### Aim of the task
Repeat the whole of the data, keeping every detail the same.

^^^^

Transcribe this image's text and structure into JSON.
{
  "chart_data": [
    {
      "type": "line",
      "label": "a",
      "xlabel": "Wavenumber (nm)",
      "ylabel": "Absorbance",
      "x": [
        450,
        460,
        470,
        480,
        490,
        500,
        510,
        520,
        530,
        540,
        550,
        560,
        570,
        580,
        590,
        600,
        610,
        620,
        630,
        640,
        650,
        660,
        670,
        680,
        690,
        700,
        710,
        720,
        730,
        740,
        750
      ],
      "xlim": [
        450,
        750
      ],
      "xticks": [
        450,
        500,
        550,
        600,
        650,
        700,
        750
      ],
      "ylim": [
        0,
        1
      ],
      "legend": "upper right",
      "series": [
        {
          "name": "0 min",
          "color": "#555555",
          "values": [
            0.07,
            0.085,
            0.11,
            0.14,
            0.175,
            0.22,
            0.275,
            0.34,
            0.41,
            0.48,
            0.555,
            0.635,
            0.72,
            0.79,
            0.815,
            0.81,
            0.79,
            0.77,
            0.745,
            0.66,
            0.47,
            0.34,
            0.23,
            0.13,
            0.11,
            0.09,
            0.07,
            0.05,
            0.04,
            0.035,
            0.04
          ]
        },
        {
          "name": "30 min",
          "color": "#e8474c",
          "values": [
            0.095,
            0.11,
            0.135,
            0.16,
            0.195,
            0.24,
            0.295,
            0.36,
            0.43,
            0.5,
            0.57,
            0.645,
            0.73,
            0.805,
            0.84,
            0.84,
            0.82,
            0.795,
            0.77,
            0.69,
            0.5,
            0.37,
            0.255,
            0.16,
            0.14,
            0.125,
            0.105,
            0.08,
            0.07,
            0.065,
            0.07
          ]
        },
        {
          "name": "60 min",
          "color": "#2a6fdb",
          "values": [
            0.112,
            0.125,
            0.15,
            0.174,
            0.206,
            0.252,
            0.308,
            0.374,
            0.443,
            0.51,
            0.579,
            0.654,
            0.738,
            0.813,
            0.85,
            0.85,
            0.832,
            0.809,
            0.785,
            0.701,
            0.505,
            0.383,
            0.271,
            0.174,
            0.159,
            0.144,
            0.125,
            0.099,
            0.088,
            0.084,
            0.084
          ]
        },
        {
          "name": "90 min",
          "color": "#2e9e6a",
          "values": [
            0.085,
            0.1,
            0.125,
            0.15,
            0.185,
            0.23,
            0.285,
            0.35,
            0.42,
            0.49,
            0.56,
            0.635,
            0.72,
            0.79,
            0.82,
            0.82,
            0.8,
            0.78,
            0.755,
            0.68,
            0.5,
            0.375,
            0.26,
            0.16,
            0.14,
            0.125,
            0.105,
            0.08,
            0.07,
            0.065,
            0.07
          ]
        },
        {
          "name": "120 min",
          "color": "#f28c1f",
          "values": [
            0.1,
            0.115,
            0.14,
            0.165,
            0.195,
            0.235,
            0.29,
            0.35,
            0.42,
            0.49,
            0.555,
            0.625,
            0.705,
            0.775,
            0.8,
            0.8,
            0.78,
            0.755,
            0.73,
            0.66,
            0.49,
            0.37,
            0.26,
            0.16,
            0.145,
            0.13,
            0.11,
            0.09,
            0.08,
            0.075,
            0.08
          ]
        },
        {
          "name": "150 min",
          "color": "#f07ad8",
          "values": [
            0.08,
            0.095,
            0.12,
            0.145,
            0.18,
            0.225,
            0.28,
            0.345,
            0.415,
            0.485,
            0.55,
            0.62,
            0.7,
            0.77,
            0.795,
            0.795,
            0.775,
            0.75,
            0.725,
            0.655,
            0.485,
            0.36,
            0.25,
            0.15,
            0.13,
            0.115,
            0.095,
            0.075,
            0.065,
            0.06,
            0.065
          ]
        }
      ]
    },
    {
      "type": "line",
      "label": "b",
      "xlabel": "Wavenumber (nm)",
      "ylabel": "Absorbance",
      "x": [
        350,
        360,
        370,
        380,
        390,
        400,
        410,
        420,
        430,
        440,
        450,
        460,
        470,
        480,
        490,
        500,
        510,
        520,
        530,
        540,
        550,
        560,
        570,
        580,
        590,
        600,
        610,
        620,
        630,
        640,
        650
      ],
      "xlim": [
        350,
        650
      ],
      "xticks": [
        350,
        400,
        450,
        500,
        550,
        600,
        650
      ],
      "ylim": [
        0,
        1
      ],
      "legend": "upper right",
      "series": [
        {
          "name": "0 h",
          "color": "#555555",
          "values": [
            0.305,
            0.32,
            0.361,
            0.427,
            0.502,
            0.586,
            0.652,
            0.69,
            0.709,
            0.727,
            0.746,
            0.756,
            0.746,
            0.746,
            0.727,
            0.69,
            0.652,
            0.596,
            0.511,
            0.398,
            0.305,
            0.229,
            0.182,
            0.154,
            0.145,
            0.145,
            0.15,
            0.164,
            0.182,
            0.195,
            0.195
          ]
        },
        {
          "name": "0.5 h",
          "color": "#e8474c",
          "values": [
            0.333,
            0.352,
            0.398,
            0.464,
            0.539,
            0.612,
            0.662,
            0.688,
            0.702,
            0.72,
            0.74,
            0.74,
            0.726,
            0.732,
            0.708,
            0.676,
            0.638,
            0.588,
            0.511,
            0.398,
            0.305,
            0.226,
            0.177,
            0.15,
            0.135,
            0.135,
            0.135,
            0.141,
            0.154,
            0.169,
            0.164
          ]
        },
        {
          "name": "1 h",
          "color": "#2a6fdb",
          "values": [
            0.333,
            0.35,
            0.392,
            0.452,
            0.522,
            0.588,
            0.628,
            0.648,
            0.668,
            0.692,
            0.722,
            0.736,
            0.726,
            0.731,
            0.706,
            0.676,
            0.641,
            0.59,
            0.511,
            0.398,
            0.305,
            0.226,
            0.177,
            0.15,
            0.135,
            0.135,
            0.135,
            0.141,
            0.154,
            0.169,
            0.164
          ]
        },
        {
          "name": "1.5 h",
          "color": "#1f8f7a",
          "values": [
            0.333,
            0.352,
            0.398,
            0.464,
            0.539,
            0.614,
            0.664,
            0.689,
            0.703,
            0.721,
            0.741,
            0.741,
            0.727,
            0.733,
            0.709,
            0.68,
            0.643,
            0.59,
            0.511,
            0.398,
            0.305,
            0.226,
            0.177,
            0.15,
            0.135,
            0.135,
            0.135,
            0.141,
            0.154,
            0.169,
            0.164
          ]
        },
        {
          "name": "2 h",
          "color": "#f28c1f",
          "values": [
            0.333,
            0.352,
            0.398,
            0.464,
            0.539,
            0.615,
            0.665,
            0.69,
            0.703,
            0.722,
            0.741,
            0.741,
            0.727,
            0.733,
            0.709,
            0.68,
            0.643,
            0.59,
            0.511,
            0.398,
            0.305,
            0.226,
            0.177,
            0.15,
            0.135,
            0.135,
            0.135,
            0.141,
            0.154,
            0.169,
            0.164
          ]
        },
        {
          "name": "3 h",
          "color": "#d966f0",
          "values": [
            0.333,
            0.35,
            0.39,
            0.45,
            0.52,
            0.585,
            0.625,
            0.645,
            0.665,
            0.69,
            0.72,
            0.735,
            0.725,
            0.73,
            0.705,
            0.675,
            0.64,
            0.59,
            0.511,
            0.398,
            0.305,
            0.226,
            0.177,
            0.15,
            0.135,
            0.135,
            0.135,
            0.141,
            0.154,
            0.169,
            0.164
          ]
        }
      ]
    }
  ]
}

^^^^

### Written reply
Transcribe this image's text and structure into JSON.
{
  "chart_data": [
    {
      "type": "line",
      "label": "a",
      "xlabel": "Wavenumber (nm)",
      "ylabel": "Absorbance",
      "x": [
        450,
        460,
        470,
        480,
        490,
        500,
        510,
        520,
        530,
        540,
        550,
        560,
        570,
        580,
        590,
        600,
        610,
        620,
        630,
        640,
        650,
        660,
        670,
        680,
        690,
        700,
        710,
        720,
        730,
        740,
        750
      ],
      "xlim": [
        450,
        750
      ],
      "xticks": [
        450,
        500,
        550,
        600,
        650,
        700,
        750
      ],
      "ylim": [
        0,
        1
      ],
      "legend": "upper right",
      "series": [
        {
          "name": "0 min",
          "color": "#555555",
          "values": [
            0.07,
            0.085,
            0.11,
            0.14,
            0.175,
            0.22,
            0.275,
            0.34,
            0.41,
            0.48,
            0.555,
            0.635,
            0.72,
            0.79,
            0.815,
            0.81,
            0.79,
            0.77,
            0.745,
            0.66,
            0.47,
            0.34,
            0.23,
            0.13,
            0.11,
            0.09,
            0.07,
            0.05,
            0.04,
            0.035,
            0.04
          ]
        },
        {
          "name": "30 min",
          "color": "#e8474c",
          "values": [
            0.095,
            0.11,
            0.135,
            0.16,
            0.195,
            0.24,
            0.295,
            0.36,
            0.43,
            0.5,
            0.57,
            0.645,
            0.73,
            0.805,
            0.84,
            0.84,
            0.82,
            0.795,
            0.77,
            0.69,
            0.5,
            0.37,
            0.255,
            0.16,
            0.14,
            0.125,
            0.105,
            0.08,
            0.07,
            0.065,
            0.07
          ]
        },
        {
          "name": "60 min",
          "color": "#2a6fdb",
          "values": [
            0.112,
            0.125,
            0.15,
            0.174,
            0.206,
            0.252,
            0.308,
            0.374,
            0.443,
            0.51,
            0.579,
            0.654,
            0.738,
            0.813,
            0.85,
            0.85,
            0.832,
            0.809,
            0.785,
            0.701,
            0.505,
            0.383,
            0.271,
            0.174,
            0.159,
            0.144,
            0.125,
            0.099,
            0.088,
            0.084,
            0.084
          ]
        },
        {
          "name": "90 min",
          "color": "#2e9e6a",
          "values": [
            0.085,
            0.1,
            0.125,
            0.15,
            0.185,
            0.23,
            0.285,
            0.35,
            0.42,
            0.49,
            0.56,
            0.635,
            0.72,
            0.79,
            0.82,
            0.82,
            0.8,
            0.78,
            0.755,
            0.68,
            0.5,
            0.375,
            0.26,
            0.16,
            0.14,
            0.125,
            0.105,
            0.08,
            0.07,
            0.065,
            0.07
          ]
        },
        {
          "name": "120 min",
          "color": "#f28c1f",
          "values": [
            0.1,
            0.115,
            0.14,
            0.165,
            0.195,
            0.235,
            0.29,
            0.35,
            0.42,
            0.49,
            0.555,
            0.625,
            0.705,
            0.775,
            0.8,
            0.8,
            0.78,
            0.755,
            0.73,
            0.66,
            0.49,
            0.37,
            0.26,
            0.16,
            0.145,
            0.13,
            0.11,
            0.09,
            0.08,
            0.075,
            0.08
          ]
        },
        {
          "name": "150 min",
          "color": "#f07ad8",
          "values": [
            0.08,
            0.095,
            0.12,
            0.145,
            0.18,
            0.225,
            0.28,
            0.345,
            0.415,
            0.485,
            0.55,
            0.62,
            0.7,
            0.77,
            0.795,
            0.795,
            0.775,
            0.75,
            0.725,
            0.655,
            0.485,
            0.36,
            0.25,
            0.15,
            0.13,
            0.115,
            0.095,
            0.075,
            0.065,
            0.06,
            0.065
          ]
        }
      ]
    },
    {
      "type": "line",
      "label": "b",
      "xlabel": "Wavenumber (nm)",
      "ylabel": "Absorbance",
      "x": [
        350,
        360,
        370,
        380,
        390,
        400,
        410,
        420,
        430,
        440,
        450,
        460,
        470,
        480,
        490,
        500,
        510,
        520,
        530,
        540,
        550,
        560,
        570,
        580,
        590,
        600,
        610,
        620,
        630,
        640,
        650
      ],
      "xlim": [
        350,
        650
      ],
      "xticks": [
        350,
        400,
        450,
        500,
        550,
        600,
        650
      ],
      "ylim": [
        0,
        1
      ],
      "legend": "upper right",
      "series": [
        {
          "name": "0 h",
          "color": "#555555",
          "values": [
            0.305,
            0.32,
            0.361,
            0.427,
            0.502,
            0.586,
            0.652,
            0.69,
            0.709,
            0.727,
            0.746,
            0.756,
            0.746,
            0.746,
            0.727,
            0.69,
            0.652,
            0.596,
            0.511,
            0.398,
            0.305,
            0.229,
            0.182,
            0.154,
            0.145,
            0.145,
            0.15,
            0.164,
            0.182,
            0.195,
            0.195
          ]
        },
        {
          "name": "0.5 h",
          "color": "#e8474c",
          "values": [
            0.333,
            0.352,
            0.398,
            0.464,
            0.539,
            0.612,
            0.662,
            0.688,
            0.702,
            0.72,
            0.74,
            0.74,
            0.726,
            0.732,
            0.708,
            0.676,
            0.638,
            0.588,
            0.511,
            0.398,
            0.305,
            0.226,
            0.177,
            0.15,
            0.135,
            0.135,
            0.135,
            0.141,
            0.154,
            0.169,
            0.164
          ]
        },
        {
          "name": "1 h",
          "color": "#2a6fdb",
          "values": [
            0.333,
            0.35,
            0.392,
            0.452,
            0.522,
            0.588,
            0.628,
            0.648,
            0.668,
            0.692,
            0.722,
            0.736,
            0.726,
            0.731,
            0.706,
            0.676,
            0.641,
            0.59,
            0.511,
            0.398,
            0.305,
            0.226,
            0.177,
            0.15,
            0.135,
            0.135,
            0.135,
            0.141,
            0.154,
            0.169,
            0.164
          ]
        },
        {
          "name": "1.5 h",
          "color": "#1f8f7a",
          "values": [
            0.333,
            0.352,
            0.398,
            0.464,
            0.539,
            0.614,
            0.664,
            0.689,
            0.703,
            0.721,
            0.741,
            0.741,
            0.727,
            0.733,
            0.709,
            0.68,
            0.643,
            0.59,
            0.511,
            0.398,
            0.305,
            0.226,
            0.177,
            0.15,
            0.135,
            0.135,
            0.135,
            0.141,
            0.154,
            0.169,
            0.164
          ]
        },
        {
          "name": "2 h",
          "color": "#f28c1f",
          "values": [
            0.333,
            0.352,
            0.398,
            0.464,
            0.539,
            0.615,
            0.665,
            0.69,
            0.703,
            0.722,
            0.741,
            0.741,
            0.727,
            0.733,
            0.709,
            0.68,
            0.643,
            0.59,
            0.511,
            0.398,
            0.305,
            0.226,
            0.177,
            0.15,
            0.135,
            0.135,
            0.135,
            0.141,
            0.154,
            0.169,
            0.164
          ]
        },
        {
          "name": "3 h",
          "color": "#d966f0",
          "values": [
            0.333,
            0.35,
            0.39,
            0.45,
            0.52,
            0.585,
            0.625,
            0.645,
            0.665,
            0.69,
            0.72,
            0.735,
            0.725,
            0.73,
            0.705,
            0.675,
            0.64,
            0.59,
            0.511,
            0.398,
            0.305,
            0.226,
            0.177,
            0.15,
            0.135,
            0.135,
            0.135,
            0.141,
            0.154,
            0.169,
            0.164
          ]
        }
      ]
    }
  ]
}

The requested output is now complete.